● **TASK DIRECTIONS**: Skip the pictures and return every entry exactly as written.

● **RECORDS SUPPLIED**:
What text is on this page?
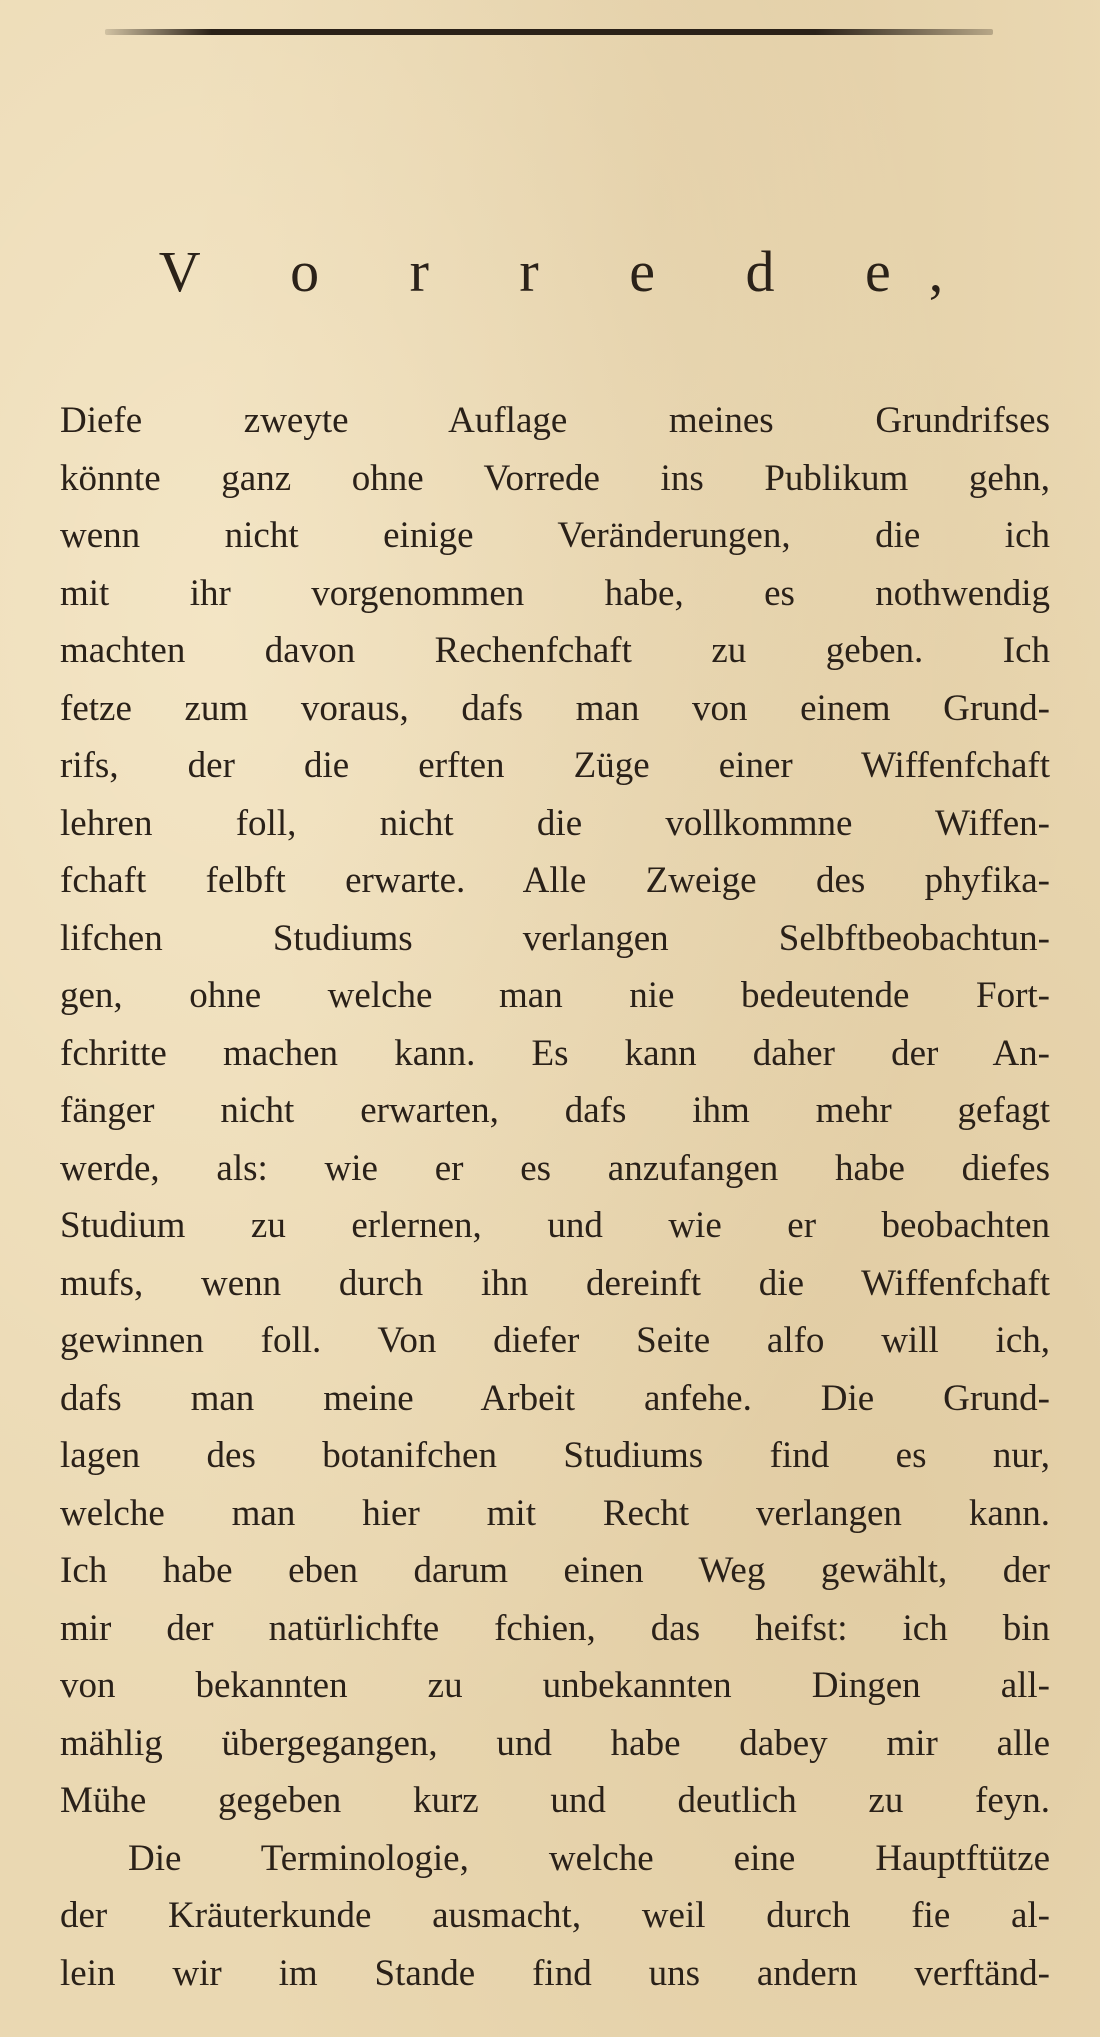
V o r r e d e,
Diefe zweyte Auflage meines Grundrifses
könnte ganz ohne Vorrede ins Publikum gehn,
wenn nicht einige Veränderungen, die ich
mit ihr vorgenommen habe, es nothwendig
machten davon Rechenfchaft zu geben. Ich
fetze zum voraus, dafs man von einem Grund-
rifs, der die erften Züge einer Wiffenfchaft
lehren foll, nicht die vollkommne Wiffen-
fchaft felbft erwarte. Alle Zweige des phyfika-
lifchen Studiums verlangen Selbftbeobachtun-
gen, ohne welche man nie bedeutende Fort-
fchritte machen kann. Es kann daher der An-
fänger nicht erwarten, dafs ihm mehr gefagt
werde, als: wie er es anzufangen habe diefes
Studium zu erlernen, und wie er beobachten
mufs, wenn durch ihn dereinft die Wiffenfchaft
gewinnen foll. Von diefer Seite alfo will ich,
dafs man meine Arbeit anfehe. Die Grund-
lagen des botanifchen Studiums find es nur,
welche man hier mit Recht verlangen kann.
Ich habe eben darum einen Weg gewählt, der
mir der natürlichfte fchien, das heifst: ich bin
von bekannten zu unbekannten Dingen all-
mählig übergegangen, und habe dabey mir alle
Mühe gegeben kurz und deutlich zu feyn.
Die Terminologie, welche eine Hauptftütze
der Kräuterkunde ausmacht, weil durch fie al-
lein wir im Stande find uns andern verftänd-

● **ANSWER BELOW**:
What text is on this page?
V o r r e d e,
Diefe zweyte Auflage meines Grundrifses
könnte ganz ohne Vorrede ins Publikum gehn,
wenn nicht einige Veränderungen, die ich
mit ihr vorgenommen habe, es nothwendig
machten davon Rechenfchaft zu geben. Ich
fetze zum voraus, dafs man von einem Grund-
rifs, der die erften Züge einer Wiffenfchaft
lehren foll, nicht die vollkommne Wiffen-
fchaft felbft erwarte. Alle Zweige des phyfika-
lifchen Studiums verlangen Selbftbeobachtun-
gen, ohne welche man nie bedeutende Fort-
fchritte machen kann. Es kann daher der An-
fänger nicht erwarten, dafs ihm mehr gefagt
werde, als: wie er es anzufangen habe diefes
Studium zu erlernen, und wie er beobachten
mufs, wenn durch ihn dereinft die Wiffenfchaft
gewinnen foll. Von diefer Seite alfo will ich,
dafs man meine Arbeit anfehe. Die Grund-
lagen des botanifchen Studiums find es nur,
welche man hier mit Recht verlangen kann.
Ich habe eben darum einen Weg gewählt, der
mir der natürlichfte fchien, das heifst: ich bin
von bekannten zu unbekannten Dingen all-
mählig übergegangen, und habe dabey mir alle
Mühe gegeben kurz und deutlich zu feyn.
Die Terminologie, welche eine Hauptftütze
der Kräuterkunde ausmacht, weil durch fie al-
lein wir im Stande find uns andern verftänd-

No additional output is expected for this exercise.